• **Stated goal**
Below are records. Copy every line with "untuk" in it.

[start of Recorded information]

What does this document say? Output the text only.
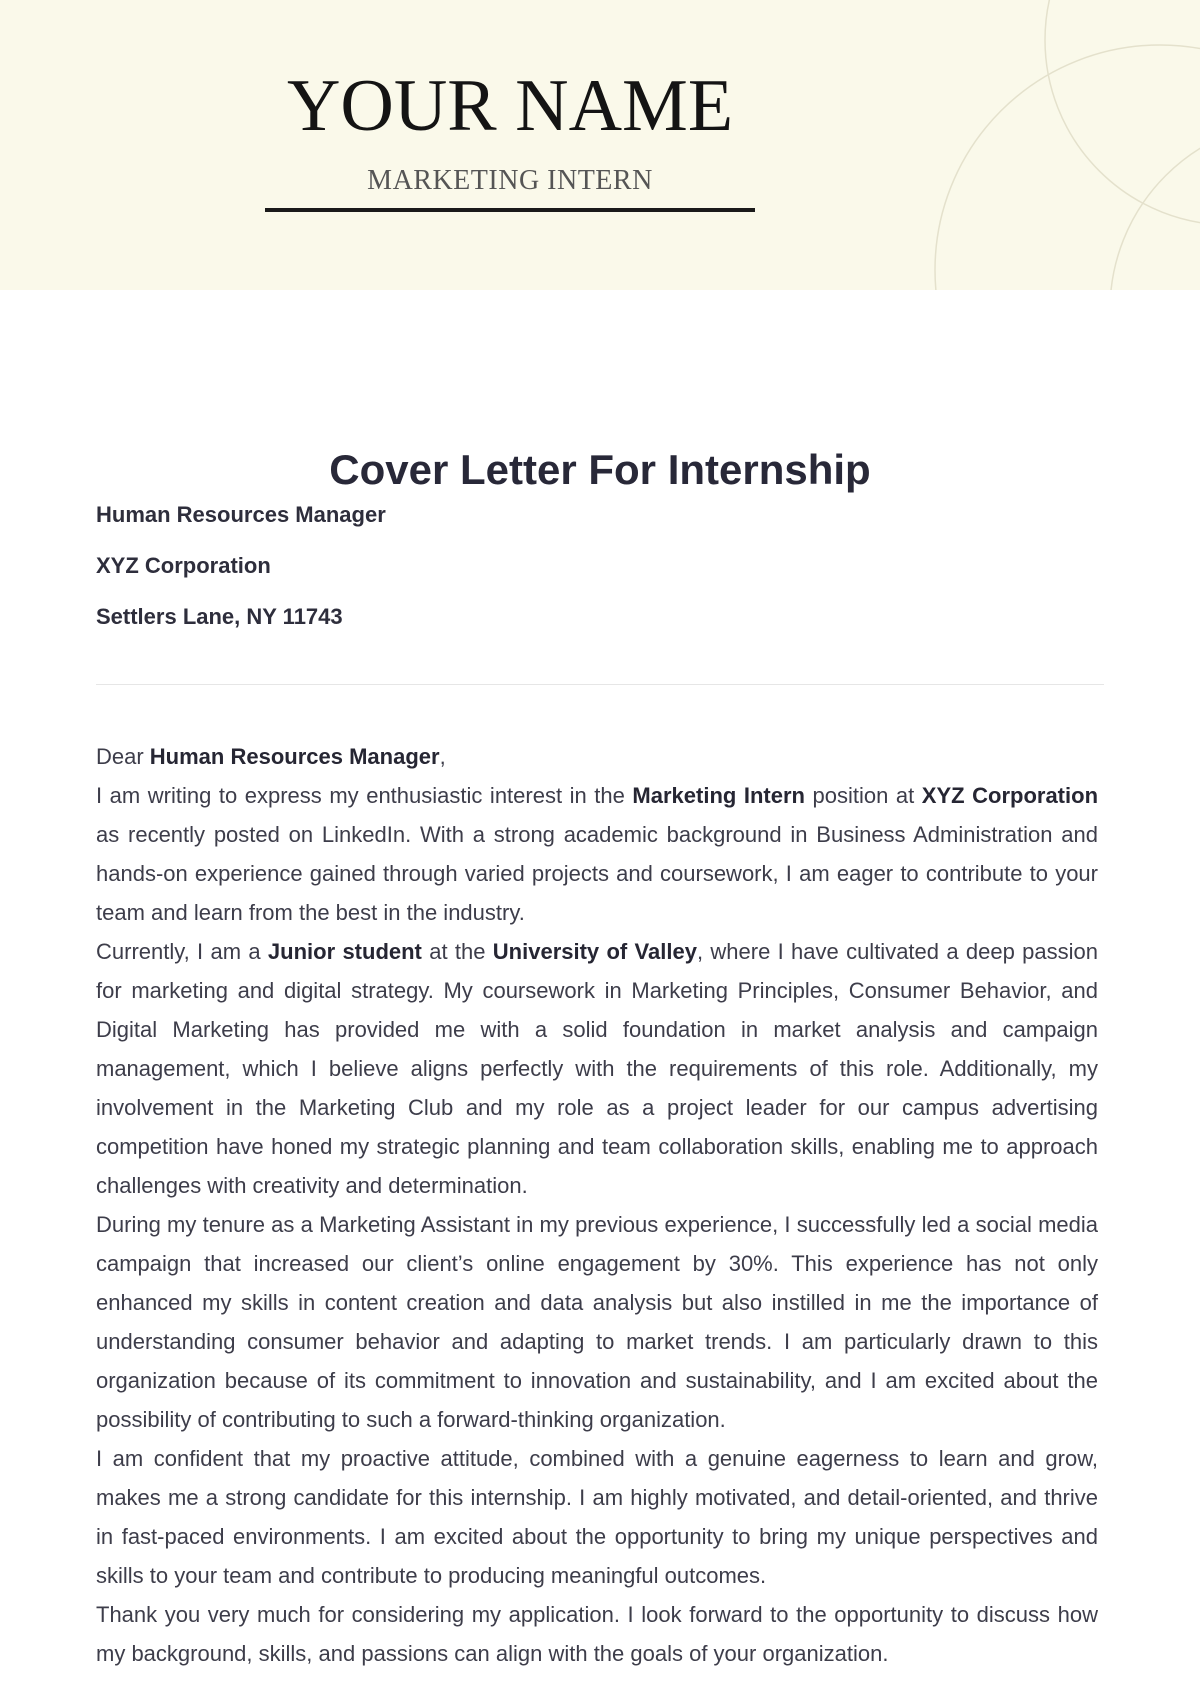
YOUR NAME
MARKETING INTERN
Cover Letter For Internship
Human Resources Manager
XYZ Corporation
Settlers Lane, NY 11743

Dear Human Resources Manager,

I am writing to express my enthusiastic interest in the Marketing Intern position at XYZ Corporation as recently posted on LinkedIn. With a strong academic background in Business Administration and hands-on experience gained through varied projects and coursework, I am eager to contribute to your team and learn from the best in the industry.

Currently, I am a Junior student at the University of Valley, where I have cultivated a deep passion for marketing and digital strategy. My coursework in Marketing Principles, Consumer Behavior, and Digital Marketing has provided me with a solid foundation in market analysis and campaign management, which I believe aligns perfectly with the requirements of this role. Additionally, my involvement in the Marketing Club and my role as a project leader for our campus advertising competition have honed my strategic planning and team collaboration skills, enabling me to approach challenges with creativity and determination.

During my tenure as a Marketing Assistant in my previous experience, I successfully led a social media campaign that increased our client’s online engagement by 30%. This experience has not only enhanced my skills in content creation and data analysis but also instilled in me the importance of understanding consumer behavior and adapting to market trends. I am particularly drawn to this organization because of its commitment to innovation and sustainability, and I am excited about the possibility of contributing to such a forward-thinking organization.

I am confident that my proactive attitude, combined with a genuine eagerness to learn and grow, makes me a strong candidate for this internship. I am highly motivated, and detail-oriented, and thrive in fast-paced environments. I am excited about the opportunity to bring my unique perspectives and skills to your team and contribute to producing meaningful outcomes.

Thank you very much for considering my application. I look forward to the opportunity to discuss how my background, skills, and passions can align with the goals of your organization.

[end of Recorded information]
[start of Recorded information]

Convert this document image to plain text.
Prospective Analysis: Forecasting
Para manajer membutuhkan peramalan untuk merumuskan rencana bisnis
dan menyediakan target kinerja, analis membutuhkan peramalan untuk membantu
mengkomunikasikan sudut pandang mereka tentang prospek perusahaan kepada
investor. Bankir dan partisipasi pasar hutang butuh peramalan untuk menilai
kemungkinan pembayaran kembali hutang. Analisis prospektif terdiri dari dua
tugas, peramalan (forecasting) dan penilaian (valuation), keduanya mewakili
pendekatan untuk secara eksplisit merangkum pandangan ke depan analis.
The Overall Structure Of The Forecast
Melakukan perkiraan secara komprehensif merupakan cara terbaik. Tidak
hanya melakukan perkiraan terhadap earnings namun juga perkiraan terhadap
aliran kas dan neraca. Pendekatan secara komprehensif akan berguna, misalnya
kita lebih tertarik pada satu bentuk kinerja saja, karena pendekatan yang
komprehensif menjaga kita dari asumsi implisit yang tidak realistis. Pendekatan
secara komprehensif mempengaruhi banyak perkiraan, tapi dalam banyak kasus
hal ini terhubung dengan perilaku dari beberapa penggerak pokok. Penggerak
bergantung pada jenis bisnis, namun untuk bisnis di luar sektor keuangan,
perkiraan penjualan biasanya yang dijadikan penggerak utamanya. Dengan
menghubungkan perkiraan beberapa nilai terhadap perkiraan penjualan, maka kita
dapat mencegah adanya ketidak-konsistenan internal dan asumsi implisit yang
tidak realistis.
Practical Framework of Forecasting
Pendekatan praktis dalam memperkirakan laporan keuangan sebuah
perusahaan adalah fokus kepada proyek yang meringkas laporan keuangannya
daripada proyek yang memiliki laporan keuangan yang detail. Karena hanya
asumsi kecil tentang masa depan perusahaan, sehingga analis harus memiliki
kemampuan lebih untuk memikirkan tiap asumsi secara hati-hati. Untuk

[end of Recorded information]

• **Right answer**
Para manajer membutuhkan peramalan untuk merumuskan rencana bisnis
dan menyediakan target kinerja, analis membutuhkan peramalan untuk membantu
investor. Bankir dan partisipasi pasar hutang butuh peramalan untuk menilai
pendekatan untuk secara eksplisit merangkum pandangan ke depan analis.
bergantung pada jenis bisnis, namun untuk bisnis di luar sektor keuangan,
kemampuan lebih untuk memikirkan tiap asumsi secara hati-hati. Untuk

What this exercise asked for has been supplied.